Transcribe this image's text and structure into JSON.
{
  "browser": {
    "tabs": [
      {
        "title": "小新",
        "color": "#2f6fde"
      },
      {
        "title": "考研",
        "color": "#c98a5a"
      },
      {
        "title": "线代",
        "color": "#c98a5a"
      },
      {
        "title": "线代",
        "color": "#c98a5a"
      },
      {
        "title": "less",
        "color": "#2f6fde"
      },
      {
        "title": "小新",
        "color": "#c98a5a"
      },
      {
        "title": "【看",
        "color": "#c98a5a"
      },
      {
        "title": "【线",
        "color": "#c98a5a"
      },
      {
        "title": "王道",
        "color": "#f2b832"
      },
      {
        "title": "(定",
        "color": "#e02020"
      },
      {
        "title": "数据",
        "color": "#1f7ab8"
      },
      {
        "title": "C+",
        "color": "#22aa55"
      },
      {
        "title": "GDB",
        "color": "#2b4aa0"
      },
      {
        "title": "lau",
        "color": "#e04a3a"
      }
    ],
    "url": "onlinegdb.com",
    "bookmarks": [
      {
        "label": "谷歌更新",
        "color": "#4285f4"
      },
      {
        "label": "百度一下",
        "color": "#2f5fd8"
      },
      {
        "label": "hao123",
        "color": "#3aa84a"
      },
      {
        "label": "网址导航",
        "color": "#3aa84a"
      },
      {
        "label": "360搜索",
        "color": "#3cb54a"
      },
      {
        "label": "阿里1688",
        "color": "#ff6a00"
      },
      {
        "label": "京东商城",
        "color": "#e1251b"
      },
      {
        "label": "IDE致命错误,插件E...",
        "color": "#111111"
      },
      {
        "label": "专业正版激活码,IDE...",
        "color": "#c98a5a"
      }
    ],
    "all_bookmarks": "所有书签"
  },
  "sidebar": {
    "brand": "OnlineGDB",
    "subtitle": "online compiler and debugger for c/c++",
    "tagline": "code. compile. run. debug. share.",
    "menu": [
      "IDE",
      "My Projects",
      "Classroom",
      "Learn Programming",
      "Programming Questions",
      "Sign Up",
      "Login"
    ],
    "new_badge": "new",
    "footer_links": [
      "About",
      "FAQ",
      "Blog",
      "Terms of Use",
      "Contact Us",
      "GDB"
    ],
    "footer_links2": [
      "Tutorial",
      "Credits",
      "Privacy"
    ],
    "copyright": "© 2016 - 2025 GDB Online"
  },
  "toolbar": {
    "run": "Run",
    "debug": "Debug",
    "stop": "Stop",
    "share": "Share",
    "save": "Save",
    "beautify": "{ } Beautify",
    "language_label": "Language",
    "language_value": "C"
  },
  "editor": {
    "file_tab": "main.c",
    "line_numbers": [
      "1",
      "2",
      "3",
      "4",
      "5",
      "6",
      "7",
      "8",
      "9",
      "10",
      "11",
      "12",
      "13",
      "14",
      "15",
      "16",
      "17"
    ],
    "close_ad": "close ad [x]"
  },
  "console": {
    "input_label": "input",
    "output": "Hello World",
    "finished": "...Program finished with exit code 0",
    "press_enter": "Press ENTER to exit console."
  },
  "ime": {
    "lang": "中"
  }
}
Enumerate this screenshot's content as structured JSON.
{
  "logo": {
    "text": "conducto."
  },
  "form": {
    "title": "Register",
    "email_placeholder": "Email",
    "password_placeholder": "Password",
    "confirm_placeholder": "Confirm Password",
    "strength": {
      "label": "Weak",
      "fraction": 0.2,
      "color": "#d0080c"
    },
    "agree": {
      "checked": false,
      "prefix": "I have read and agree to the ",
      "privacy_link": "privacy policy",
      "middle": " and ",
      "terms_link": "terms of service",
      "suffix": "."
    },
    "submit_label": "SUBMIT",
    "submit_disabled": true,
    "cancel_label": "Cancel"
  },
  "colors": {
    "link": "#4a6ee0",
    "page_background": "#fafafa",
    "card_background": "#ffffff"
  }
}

■ ■ ■ ■ ■ ■ ■

REQUIREMENT:
Transcribe all lines as written.

EXERCISE RESPONSE:
Transcribe this image's text and structure into JSON.
{
  "browser": {
    "tabs": [
      {
        "title": "小新",
        "color": "#2f6fde"
      },
      {
        "title": "考研",
        "color": "#c98a5a"
      },
      {
        "title": "线代",
        "color": "#c98a5a"
      },
      {
        "title": "线代",
        "color": "#c98a5a"
      },
      {
        "title": "less",
        "color": "#2f6fde"
      },
      {
        "title": "小新",
        "color": "#c98a5a"
      },
      {
        "title": "【看",
        "color": "#c98a5a"
      },
      {
        "title": "【线",
        "color": "#c98a5a"
      },
      {
        "title": "王道",
        "color": "#f2b832"
      },
      {
        "title": "(定",
        "color": "#e02020"
      },
      {
        "title": "数据",
        "color": "#1f7ab8"
      },
      {
        "title": "C+",
        "color": "#22aa55"
      },
      {
        "title": "GDB",
        "color": "#2b4aa0"
      },
      {
        "title": "lau",
        "color": "#e04a3a"
      }
    ],
    "url": "onlinegdb.com",
    "bookmarks": [
      {
        "label": "谷歌更新",
        "color": "#4285f4"
      },
      {
        "label": "百度一下",
        "color": "#2f5fd8"
      },
      {
        "label": "hao123",
        "color": "#3aa84a"
      },
      {
        "label": "网址导航",
        "color": "#3aa84a"
      },
      {
        "label": "360搜索",
        "color": "#3cb54a"
      },
      {
        "label": "阿里1688",
        "color": "#ff6a00"
      },
      {
        "label": "京东商城",
        "color": "#e1251b"
      },
      {
        "label": "IDE致命错误,插件E...",
        "color": "#111111"
      },
      {
        "label": "专业正版激活码,IDE...",
        "color": "#c98a5a"
      }
    ],
    "all_bookmarks": "所有书签"
  },
  "sidebar": {
    "brand": "OnlineGDB",
    "subtitle": "online compiler and debugger for c/c++",
    "tagline": "code. compile. run. debug. share.",
    "menu": [
      "IDE",
      "My Projects",
      "Classroom",
      "Learn Programming",
      "Programming Questions",
      "Sign Up",
      "Login"
    ],
    "new_badge": "new",
    "footer_links": [
      "About",
      "FAQ",
      "Blog",
      "Terms of Use",
      "Contact Us",
      "GDB"
    ],
    "footer_links2": [
      "Tutorial",
      "Credits",
      "Privacy"
    ],
    "copyright": "© 2016 - 2025 GDB Online"
  },
  "toolbar": {
    "run": "Run",
    "debug": "Debug",
    "stop": "Stop",
    "share": "Share",
    "save": "Save",
    "beautify": "{ } Beautify",
    "language_label": "Language",
    "language_value": "C"
  },
  "editor": {
    "file_tab": "main.c",
    "line_numbers": [
      "1",
      "2",
      "3",
      "4",
      "5",
      "6",
      "7",
      "8",
      "9",
      "10",
      "11",
      "12",
      "13",
      "14",
      "15",
      "16",
      "17"
    ],
    "close_ad": "close ad [x]"
  },
  "console": {
    "input_label": "input",
    "output": "Hello World",
    "finished": "...Program finished with exit code 0",
    "press_enter": "Press ENTER to exit console."
  },
  "ime": {
    "lang": "中"
  }
}
Enumerate this screenshot's content as structured JSON.
{
  "logo": {
    "text": "conducto."
  },
  "form": {
    "title": "Register",
    "email_placeholder": "Email",
    "password_placeholder": "Password",
    "confirm_placeholder": "Confirm Password",
    "strength": {
      "label": "Weak",
      "fraction": 0.2,
      "color": "#d0080c"
    },
    "agree": {
      "checked": false,
      "prefix": "I have read and agree to the ",
      "privacy_link": "privacy policy",
      "middle": " and ",
      "terms_link": "terms of service",
      "suffix": "."
    },
    "submit_label": "SUBMIT",
    "submit_disabled": true,
    "cancel_label": "Cancel"
  },
  "colors": {
    "link": "#4a6ee0",
    "page_background": "#fafafa",
    "card_background": "#ffffff"
  }
}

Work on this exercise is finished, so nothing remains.